Collected data
┏━━
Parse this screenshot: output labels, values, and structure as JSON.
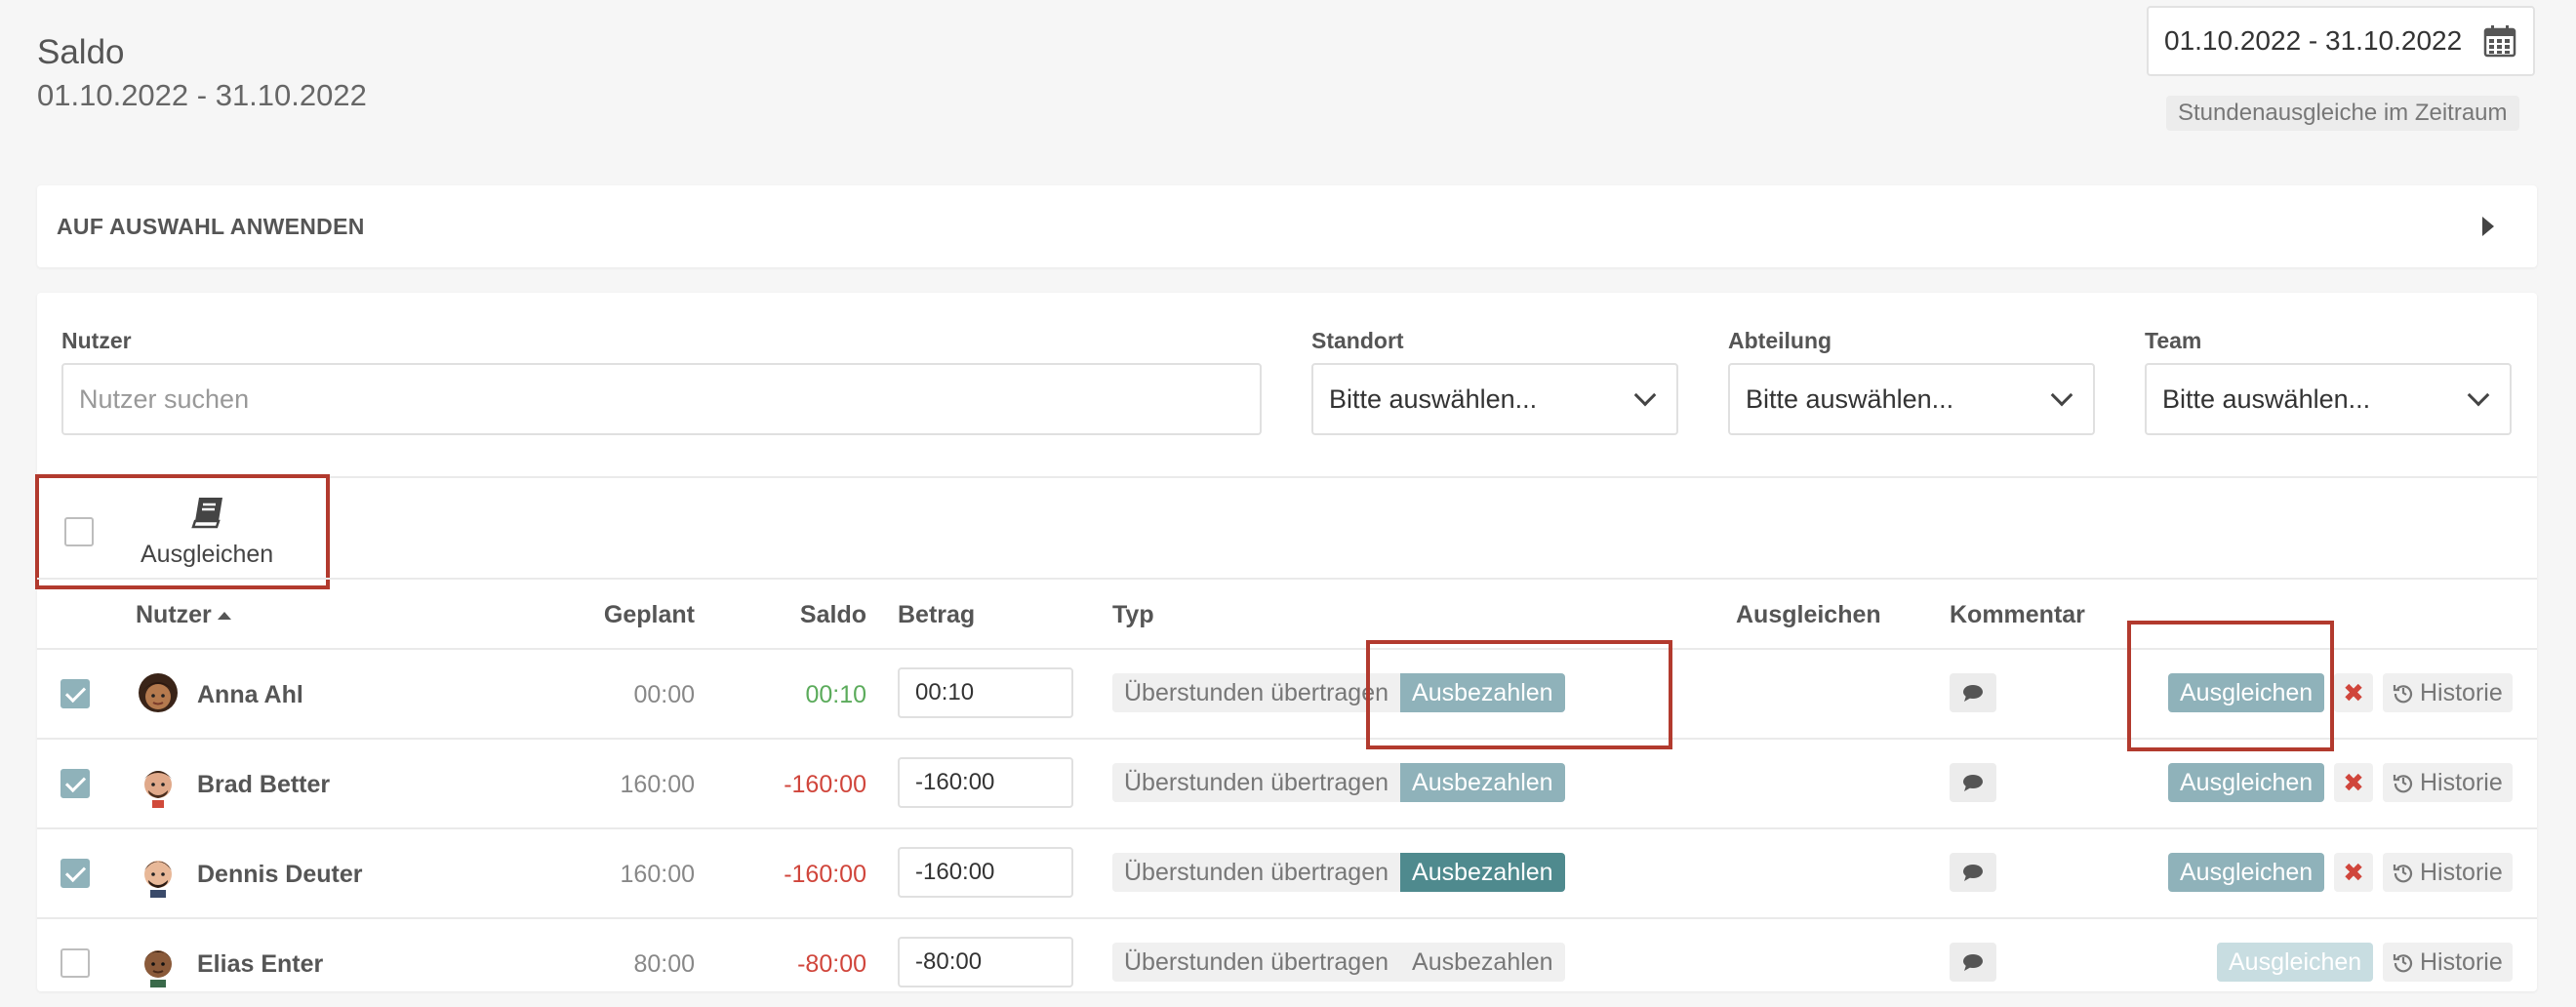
{
  "header": {
    "title": "Saldo",
    "range": "01.10.2022 - 31.10.2022",
    "date_input": "01.10.2022 - 31.10.2022",
    "badge": "Stundenausgleiche im Zeitraum"
  },
  "apply_panel": {
    "label": "AUF AUSWAHL ANWENDEN"
  },
  "filters": {
    "nutzer_label": "Nutzer",
    "nutzer_placeholder": "Nutzer suchen",
    "standort_label": "Standort",
    "standort_value": "Bitte auswählen...",
    "abteilung_label": "Abteilung",
    "abteilung_value": "Bitte auswählen...",
    "team_label": "Team",
    "team_value": "Bitte auswählen..."
  },
  "bulk": {
    "label": "Ausgleichen"
  },
  "table": {
    "headers": {
      "nutzer": "Nutzer",
      "geplant": "Geplant",
      "saldo": "Saldo",
      "betrag": "Betrag",
      "typ": "Typ",
      "ausgleichen": "Ausgleichen",
      "kommentar": "Kommentar"
    },
    "rows": [
      {
        "name": "Anna Ahl",
        "geplant": "00:00",
        "saldo": "00:10",
        "betrag": "00:10",
        "typ_a": "Überstunden übertragen",
        "typ_b": "Ausbezahlen",
        "action": "Ausgleichen",
        "remove": "✖",
        "history": "Historie"
      },
      {
        "name": "Brad Better",
        "geplant": "160:00",
        "saldo": "-160:00",
        "betrag": "-160:00",
        "typ_a": "Überstunden übertragen",
        "typ_b": "Ausbezahlen",
        "action": "Ausgleichen",
        "remove": "✖",
        "history": "Historie"
      },
      {
        "name": "Dennis Deuter",
        "geplant": "160:00",
        "saldo": "-160:00",
        "betrag": "-160:00",
        "typ_a": "Überstunden übertragen",
        "typ_b": "Ausbezahlen",
        "action": "Ausgleichen",
        "remove": "✖",
        "history": "Historie"
      },
      {
        "name": "Elias Enter",
        "geplant": "80:00",
        "saldo": "-80:00",
        "betrag": "-80:00",
        "typ_a": "Überstunden übertragen",
        "typ_b": "Ausbezahlen",
        "action": "Ausgleichen",
        "history": "Historie"
      }
    ]
  },
  "icons": {
    "calendar": "calendar-icon",
    "book": "book-icon",
    "comment": "comment-icon",
    "history": "history-icon",
    "chevron": "chevron-down-icon",
    "sort": "sort-up-icon",
    "arrow": "arrow-right-icon"
  },
  "colors": {
    "accent": "#8fb2ba",
    "accent_dark": "#4f8a8e",
    "positive": "#5bab5b",
    "negative": "#d0453b",
    "highlight": "#b23a2e"
  }
}
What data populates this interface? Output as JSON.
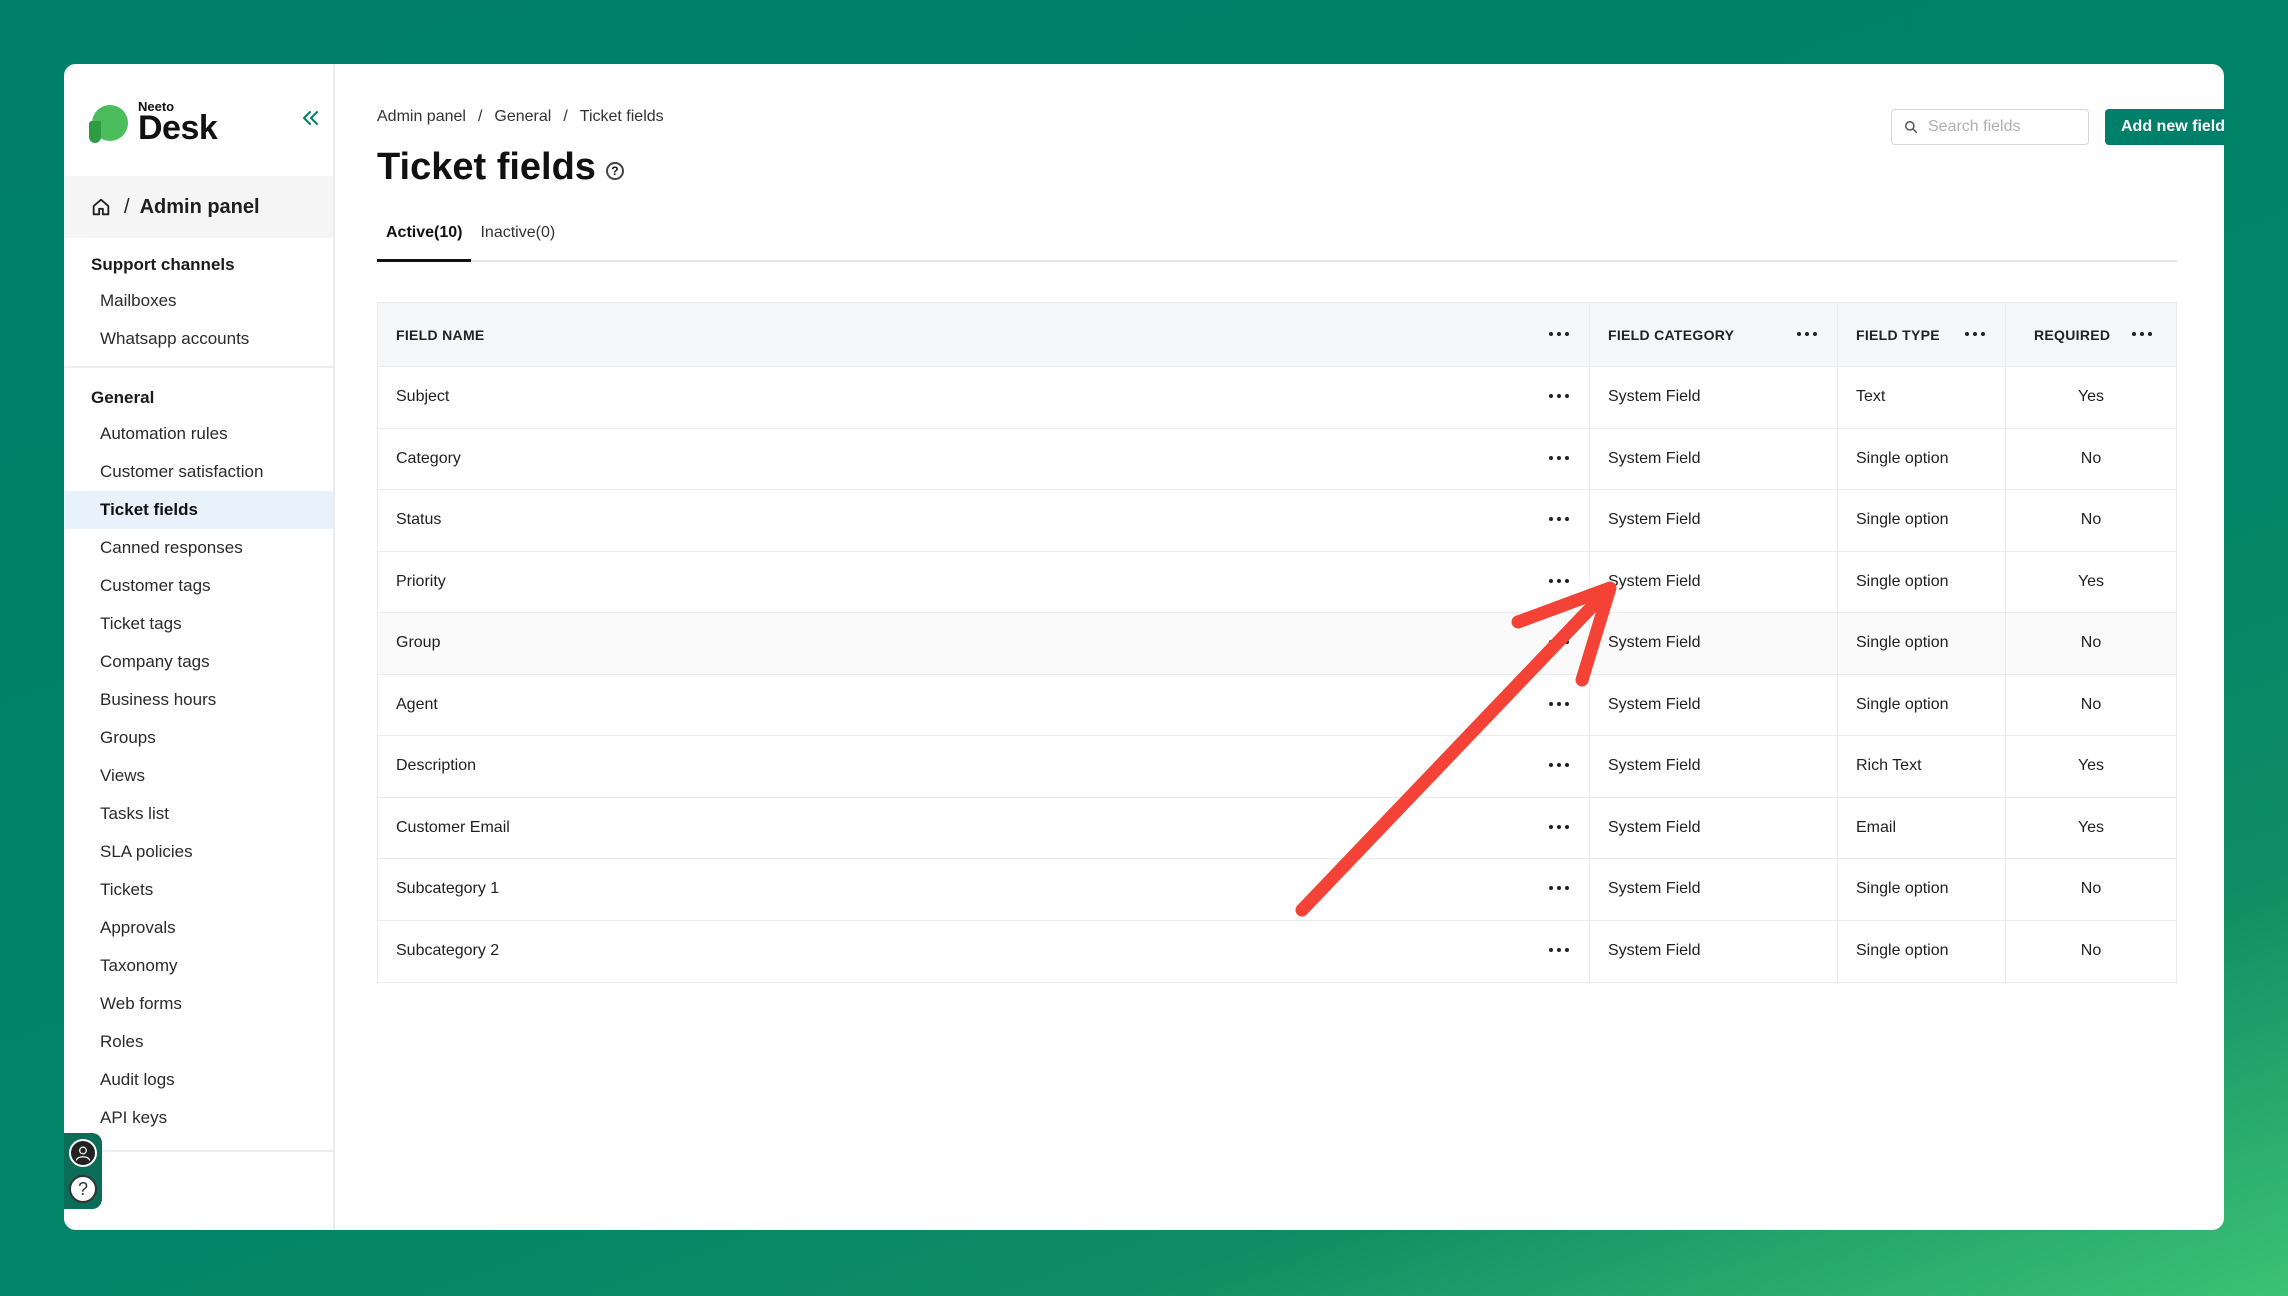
{
  "app": {
    "logo_small": "Neeto",
    "logo_big": "Desk"
  },
  "sidebar": {
    "crumb_sep": "/",
    "crumb_label": "Admin panel",
    "sections": [
      {
        "heading": "Support channels",
        "items": [
          "Mailboxes",
          "Whatsapp accounts"
        ]
      },
      {
        "heading": "General",
        "items": [
          "Automation rules",
          "Customer satisfaction",
          "Ticket fields",
          "Canned responses",
          "Customer tags",
          "Ticket tags",
          "Company tags",
          "Business hours",
          "Groups",
          "Views",
          "Tasks list",
          "SLA policies",
          "Tickets",
          "Approvals",
          "Taxonomy",
          "Web forms",
          "Roles",
          "Audit logs",
          "API keys"
        ]
      }
    ],
    "active_item": "Ticket fields",
    "help_glyph": "?"
  },
  "breadcrumb": {
    "items": [
      "Admin panel",
      "General",
      "Ticket fields"
    ],
    "sep": "/"
  },
  "page": {
    "title": "Ticket fields",
    "help_glyph": "?"
  },
  "search": {
    "placeholder": "Search fields"
  },
  "add_button": {
    "label": "Add new field"
  },
  "tabs": [
    {
      "label": "Active(10)",
      "active": true
    },
    {
      "label": "Inactive(0)",
      "active": false
    }
  ],
  "table": {
    "headers": [
      "FIELD NAME",
      "FIELD CATEGORY",
      "FIELD TYPE",
      "REQUIRED"
    ],
    "rows": [
      [
        "Subject",
        "System Field",
        "Text",
        "Yes"
      ],
      [
        "Category",
        "System Field",
        "Single option",
        "No"
      ],
      [
        "Status",
        "System Field",
        "Single option",
        "No"
      ],
      [
        "Priority",
        "System Field",
        "Single option",
        "Yes"
      ],
      [
        "Group",
        "System Field",
        "Single option",
        "No"
      ],
      [
        "Agent",
        "System Field",
        "Single option",
        "No"
      ],
      [
        "Description",
        "System Field",
        "Rich Text",
        "Yes"
      ],
      [
        "Customer Email",
        "System Field",
        "Email",
        "Yes"
      ],
      [
        "Subcategory 1",
        "System Field",
        "Single option",
        "No"
      ],
      [
        "Subcategory 2",
        "System Field",
        "Single option",
        "No"
      ]
    ]
  },
  "colors": {
    "brand": "#00806a",
    "annotation_arrow": "#f44336",
    "active_nav_bg": "#e8f2fc"
  }
}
┗━━
What you are asked to do:
Your task is to reproduce all of the material exactly. The pictures stay out.

The response:
Parse this screenshot: output labels, values, and structure as JSON.
{
  "header": {
    "title": "Saldo",
    "range": "01.10.2022 - 31.10.2022",
    "date_input": "01.10.2022 - 31.10.2022",
    "badge": "Stundenausgleiche im Zeitraum"
  },
  "apply_panel": {
    "label": "AUF AUSWAHL ANWENDEN"
  },
  "filters": {
    "nutzer_label": "Nutzer",
    "nutzer_placeholder": "Nutzer suchen",
    "standort_label": "Standort",
    "standort_value": "Bitte auswählen...",
    "abteilung_label": "Abteilung",
    "abteilung_value": "Bitte auswählen...",
    "team_label": "Team",
    "team_value": "Bitte auswählen..."
  },
  "bulk": {
    "label": "Ausgleichen"
  },
  "table": {
    "headers": {
      "nutzer": "Nutzer",
      "geplant": "Geplant",
      "saldo": "Saldo",
      "betrag": "Betrag",
      "typ": "Typ",
      "ausgleichen": "Ausgleichen",
      "kommentar": "Kommentar"
    },
    "rows": [
      {
        "name": "Anna Ahl",
        "geplant": "00:00",
        "saldo": "00:10",
        "betrag": "00:10",
        "typ_a": "Überstunden übertragen",
        "typ_b": "Ausbezahlen",
        "action": "Ausgleichen",
        "remove": "✖",
        "history": "Historie"
      },
      {
        "name": "Brad Better",
        "geplant": "160:00",
        "saldo": "-160:00",
        "betrag": "-160:00",
        "typ_a": "Überstunden übertragen",
        "typ_b": "Ausbezahlen",
        "action": "Ausgleichen",
        "remove": "✖",
        "history": "Historie"
      },
      {
        "name": "Dennis Deuter",
        "geplant": "160:00",
        "saldo": "-160:00",
        "betrag": "-160:00",
        "typ_a": "Überstunden übertragen",
        "typ_b": "Ausbezahlen",
        "action": "Ausgleichen",
        "remove": "✖",
        "history": "Historie"
      },
      {
        "name": "Elias Enter",
        "geplant": "80:00",
        "saldo": "-80:00",
        "betrag": "-80:00",
        "typ_a": "Überstunden übertragen",
        "typ_b": "Ausbezahlen",
        "action": "Ausgleichen",
        "history": "Historie"
      }
    ]
  },
  "icons": {
    "calendar": "calendar-icon",
    "book": "book-icon",
    "comment": "comment-icon",
    "history": "history-icon",
    "chevron": "chevron-down-icon",
    "sort": "sort-up-icon",
    "arrow": "arrow-right-icon"
  },
  "colors": {
    "accent": "#8fb2ba",
    "accent_dark": "#4f8a8e",
    "positive": "#5bab5b",
    "negative": "#d0453b",
    "highlight": "#b23a2e"
  }
}
What data populates this interface? Output as JSON.
{
  "app": {
    "logo_small": "Neeto",
    "logo_big": "Desk"
  },
  "sidebar": {
    "crumb_sep": "/",
    "crumb_label": "Admin panel",
    "sections": [
      {
        "heading": "Support channels",
        "items": [
          "Mailboxes",
          "Whatsapp accounts"
        ]
      },
      {
        "heading": "General",
        "items": [
          "Automation rules",
          "Customer satisfaction",
          "Ticket fields",
          "Canned responses",
          "Customer tags",
          "Ticket tags",
          "Company tags",
          "Business hours",
          "Groups",
          "Views",
          "Tasks list",
          "SLA policies",
          "Tickets",
          "Approvals",
          "Taxonomy",
          "Web forms",
          "Roles",
          "Audit logs",
          "API keys"
        ]
      }
    ],
    "active_item": "Ticket fields",
    "help_glyph": "?"
  },
  "breadcrumb": {
    "items": [
      "Admin panel",
      "General",
      "Ticket fields"
    ],
    "sep": "/"
  },
  "page": {
    "title": "Ticket fields",
    "help_glyph": "?"
  },
  "search": {
    "placeholder": "Search fields"
  },
  "add_button": {
    "label": "Add new field"
  },
  "tabs": [
    {
      "label": "Active(10)",
      "active": true
    },
    {
      "label": "Inactive(0)",
      "active": false
    }
  ],
  "table": {
    "headers": [
      "FIELD NAME",
      "FIELD CATEGORY",
      "FIELD TYPE",
      "REQUIRED"
    ],
    "rows": [
      [
        "Subject",
        "System Field",
        "Text",
        "Yes"
      ],
      [
        "Category",
        "System Field",
        "Single option",
        "No"
      ],
      [
        "Status",
        "System Field",
        "Single option",
        "No"
      ],
      [
        "Priority",
        "System Field",
        "Single option",
        "Yes"
      ],
      [
        "Group",
        "System Field",
        "Single option",
        "No"
      ],
      [
        "Agent",
        "System Field",
        "Single option",
        "No"
      ],
      [
        "Description",
        "System Field",
        "Rich Text",
        "Yes"
      ],
      [
        "Customer Email",
        "System Field",
        "Email",
        "Yes"
      ],
      [
        "Subcategory 1",
        "System Field",
        "Single option",
        "No"
      ],
      [
        "Subcategory 2",
        "System Field",
        "Single option",
        "No"
      ]
    ]
  },
  "colors": {
    "brand": "#00806a",
    "annotation_arrow": "#f44336",
    "active_nav_bg": "#e8f2fc"
  }
}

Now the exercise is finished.